[Entries shown start]

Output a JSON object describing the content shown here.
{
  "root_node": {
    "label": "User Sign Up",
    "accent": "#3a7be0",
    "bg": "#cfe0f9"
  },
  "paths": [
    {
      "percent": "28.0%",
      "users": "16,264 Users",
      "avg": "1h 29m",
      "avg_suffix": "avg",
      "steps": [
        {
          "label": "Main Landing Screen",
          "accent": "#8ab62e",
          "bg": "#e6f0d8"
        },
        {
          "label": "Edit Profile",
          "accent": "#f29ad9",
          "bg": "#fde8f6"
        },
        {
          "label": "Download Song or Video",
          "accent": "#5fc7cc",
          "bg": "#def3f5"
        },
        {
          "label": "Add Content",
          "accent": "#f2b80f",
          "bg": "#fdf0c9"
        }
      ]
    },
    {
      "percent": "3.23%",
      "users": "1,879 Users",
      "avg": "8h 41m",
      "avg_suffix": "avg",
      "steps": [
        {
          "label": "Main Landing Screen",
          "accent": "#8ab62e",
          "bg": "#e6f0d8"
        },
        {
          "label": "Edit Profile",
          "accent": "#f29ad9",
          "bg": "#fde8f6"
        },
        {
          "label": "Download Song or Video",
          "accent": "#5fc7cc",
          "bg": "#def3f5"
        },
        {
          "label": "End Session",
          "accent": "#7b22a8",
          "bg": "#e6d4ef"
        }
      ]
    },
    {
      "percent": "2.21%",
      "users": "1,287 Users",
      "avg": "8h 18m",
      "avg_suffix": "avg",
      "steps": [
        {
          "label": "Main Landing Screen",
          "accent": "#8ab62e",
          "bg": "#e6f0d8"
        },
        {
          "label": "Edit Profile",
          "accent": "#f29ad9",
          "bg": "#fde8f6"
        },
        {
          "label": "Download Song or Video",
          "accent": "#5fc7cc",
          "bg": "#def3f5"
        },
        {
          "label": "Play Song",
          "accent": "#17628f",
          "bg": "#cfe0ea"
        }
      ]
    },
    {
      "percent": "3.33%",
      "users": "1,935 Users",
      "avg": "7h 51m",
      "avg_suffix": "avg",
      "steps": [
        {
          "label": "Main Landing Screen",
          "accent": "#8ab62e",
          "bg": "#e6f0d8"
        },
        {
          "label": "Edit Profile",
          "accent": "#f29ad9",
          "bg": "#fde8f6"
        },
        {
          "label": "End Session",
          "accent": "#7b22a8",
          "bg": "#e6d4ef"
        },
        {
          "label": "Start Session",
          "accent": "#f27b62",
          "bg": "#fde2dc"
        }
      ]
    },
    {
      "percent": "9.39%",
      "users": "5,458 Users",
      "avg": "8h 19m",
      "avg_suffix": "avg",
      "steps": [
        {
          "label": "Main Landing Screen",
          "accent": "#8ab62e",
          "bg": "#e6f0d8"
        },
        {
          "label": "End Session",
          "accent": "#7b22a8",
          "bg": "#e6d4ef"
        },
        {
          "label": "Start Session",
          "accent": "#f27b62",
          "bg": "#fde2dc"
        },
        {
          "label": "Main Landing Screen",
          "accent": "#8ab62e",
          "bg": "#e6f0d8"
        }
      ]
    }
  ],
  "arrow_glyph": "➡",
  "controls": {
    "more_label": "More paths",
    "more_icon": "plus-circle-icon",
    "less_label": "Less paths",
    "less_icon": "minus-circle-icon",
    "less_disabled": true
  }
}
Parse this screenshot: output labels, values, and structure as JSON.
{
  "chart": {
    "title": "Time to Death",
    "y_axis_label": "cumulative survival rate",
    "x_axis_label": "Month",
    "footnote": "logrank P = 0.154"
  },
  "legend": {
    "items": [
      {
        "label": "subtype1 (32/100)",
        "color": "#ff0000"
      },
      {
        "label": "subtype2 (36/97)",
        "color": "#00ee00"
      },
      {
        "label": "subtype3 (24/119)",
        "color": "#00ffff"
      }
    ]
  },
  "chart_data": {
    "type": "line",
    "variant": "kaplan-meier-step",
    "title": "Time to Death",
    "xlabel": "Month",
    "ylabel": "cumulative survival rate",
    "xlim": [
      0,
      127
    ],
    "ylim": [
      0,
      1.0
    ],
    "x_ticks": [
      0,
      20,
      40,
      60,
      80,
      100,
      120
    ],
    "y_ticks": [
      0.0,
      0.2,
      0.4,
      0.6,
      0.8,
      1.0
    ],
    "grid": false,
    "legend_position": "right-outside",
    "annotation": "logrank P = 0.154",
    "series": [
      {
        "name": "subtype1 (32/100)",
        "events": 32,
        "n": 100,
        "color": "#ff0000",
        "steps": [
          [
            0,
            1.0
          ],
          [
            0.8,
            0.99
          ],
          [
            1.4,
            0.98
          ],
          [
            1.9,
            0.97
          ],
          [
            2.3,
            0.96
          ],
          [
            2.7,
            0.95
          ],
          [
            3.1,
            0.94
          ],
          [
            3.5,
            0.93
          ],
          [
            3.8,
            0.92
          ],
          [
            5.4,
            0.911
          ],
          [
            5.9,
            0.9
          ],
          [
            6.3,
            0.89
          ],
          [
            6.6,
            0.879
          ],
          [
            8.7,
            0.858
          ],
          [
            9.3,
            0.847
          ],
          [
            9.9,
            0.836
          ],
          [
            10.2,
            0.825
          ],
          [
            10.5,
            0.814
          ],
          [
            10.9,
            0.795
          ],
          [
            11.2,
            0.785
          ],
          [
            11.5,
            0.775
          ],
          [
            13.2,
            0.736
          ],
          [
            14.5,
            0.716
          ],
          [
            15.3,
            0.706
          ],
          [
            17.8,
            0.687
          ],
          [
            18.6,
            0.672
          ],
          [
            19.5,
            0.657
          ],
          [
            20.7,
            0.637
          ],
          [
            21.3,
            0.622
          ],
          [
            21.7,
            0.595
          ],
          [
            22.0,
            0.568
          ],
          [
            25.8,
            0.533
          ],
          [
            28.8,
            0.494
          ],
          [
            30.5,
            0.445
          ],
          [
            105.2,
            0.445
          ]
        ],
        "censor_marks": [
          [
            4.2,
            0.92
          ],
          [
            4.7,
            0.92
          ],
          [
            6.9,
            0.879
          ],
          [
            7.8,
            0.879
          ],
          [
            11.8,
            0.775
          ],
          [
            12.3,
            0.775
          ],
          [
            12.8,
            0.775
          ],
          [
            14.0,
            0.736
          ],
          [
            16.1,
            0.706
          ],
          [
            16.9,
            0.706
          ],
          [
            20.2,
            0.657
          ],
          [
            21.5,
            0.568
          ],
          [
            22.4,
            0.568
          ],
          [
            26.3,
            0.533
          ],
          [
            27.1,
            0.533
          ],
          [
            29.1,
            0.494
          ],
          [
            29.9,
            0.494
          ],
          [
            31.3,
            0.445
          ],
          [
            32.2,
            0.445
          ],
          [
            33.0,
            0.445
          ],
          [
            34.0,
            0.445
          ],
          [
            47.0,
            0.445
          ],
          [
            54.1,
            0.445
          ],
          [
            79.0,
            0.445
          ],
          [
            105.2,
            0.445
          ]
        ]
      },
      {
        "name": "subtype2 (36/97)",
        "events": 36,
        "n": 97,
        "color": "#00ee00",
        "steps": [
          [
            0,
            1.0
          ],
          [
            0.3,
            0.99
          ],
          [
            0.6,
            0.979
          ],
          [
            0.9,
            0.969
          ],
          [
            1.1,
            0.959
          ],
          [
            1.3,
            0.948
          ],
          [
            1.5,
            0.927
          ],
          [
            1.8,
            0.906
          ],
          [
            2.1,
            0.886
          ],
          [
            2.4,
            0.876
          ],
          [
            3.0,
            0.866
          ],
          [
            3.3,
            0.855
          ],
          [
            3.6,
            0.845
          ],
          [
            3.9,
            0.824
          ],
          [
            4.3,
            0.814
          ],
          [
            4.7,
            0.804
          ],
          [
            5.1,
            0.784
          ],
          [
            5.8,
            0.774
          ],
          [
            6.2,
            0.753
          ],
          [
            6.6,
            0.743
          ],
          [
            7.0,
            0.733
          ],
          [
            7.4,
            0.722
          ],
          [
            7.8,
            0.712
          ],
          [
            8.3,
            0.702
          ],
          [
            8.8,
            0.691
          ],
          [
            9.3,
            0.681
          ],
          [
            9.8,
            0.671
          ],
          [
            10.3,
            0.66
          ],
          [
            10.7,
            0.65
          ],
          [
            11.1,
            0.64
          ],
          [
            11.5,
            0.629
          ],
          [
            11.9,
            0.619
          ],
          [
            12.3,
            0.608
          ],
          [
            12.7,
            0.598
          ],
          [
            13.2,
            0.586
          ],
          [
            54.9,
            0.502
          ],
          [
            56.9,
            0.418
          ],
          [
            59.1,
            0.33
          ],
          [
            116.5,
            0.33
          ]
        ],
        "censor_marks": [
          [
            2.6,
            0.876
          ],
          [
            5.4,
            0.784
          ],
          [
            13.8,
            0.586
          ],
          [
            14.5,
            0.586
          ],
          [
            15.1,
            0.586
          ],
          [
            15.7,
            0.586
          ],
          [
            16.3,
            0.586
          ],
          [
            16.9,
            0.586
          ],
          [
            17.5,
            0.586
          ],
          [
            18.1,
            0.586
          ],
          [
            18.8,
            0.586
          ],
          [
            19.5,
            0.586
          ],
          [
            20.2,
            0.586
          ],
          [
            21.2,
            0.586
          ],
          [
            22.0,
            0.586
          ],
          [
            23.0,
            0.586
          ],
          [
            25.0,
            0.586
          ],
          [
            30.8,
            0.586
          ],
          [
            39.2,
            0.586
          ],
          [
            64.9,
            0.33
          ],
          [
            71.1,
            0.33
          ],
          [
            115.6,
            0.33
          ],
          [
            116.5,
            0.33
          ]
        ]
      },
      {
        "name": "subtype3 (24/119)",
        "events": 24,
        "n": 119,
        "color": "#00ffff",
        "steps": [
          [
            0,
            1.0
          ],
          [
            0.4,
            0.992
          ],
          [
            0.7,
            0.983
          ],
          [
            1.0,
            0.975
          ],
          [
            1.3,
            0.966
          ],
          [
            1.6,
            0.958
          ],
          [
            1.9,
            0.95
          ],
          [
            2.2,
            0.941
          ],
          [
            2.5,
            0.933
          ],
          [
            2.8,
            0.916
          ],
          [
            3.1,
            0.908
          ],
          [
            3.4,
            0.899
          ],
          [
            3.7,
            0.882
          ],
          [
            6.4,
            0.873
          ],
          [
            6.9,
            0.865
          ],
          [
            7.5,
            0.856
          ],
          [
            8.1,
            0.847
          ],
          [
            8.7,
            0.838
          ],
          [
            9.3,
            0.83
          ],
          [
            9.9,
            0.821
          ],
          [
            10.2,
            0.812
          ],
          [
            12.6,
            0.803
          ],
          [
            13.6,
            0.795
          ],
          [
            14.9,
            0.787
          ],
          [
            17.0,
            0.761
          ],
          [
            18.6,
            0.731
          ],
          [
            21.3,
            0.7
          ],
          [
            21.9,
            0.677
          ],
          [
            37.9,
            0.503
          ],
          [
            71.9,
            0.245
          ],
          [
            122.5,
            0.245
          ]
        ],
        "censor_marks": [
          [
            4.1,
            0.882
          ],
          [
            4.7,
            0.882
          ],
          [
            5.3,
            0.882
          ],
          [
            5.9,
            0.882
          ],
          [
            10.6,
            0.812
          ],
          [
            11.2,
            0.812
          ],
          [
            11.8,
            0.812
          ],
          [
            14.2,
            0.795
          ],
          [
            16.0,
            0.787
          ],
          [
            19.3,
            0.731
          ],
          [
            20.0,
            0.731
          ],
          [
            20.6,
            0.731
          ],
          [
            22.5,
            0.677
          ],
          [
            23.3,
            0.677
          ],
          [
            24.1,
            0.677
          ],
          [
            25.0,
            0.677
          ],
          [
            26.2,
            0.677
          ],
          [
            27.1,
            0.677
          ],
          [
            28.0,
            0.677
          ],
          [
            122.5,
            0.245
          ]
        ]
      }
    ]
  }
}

[Entries shown end]

Copy every line from the entries that contains the word "cumulative".

    "y_axis_label": "cumulative survival rate",
    "ylabel": "cumulative survival rate",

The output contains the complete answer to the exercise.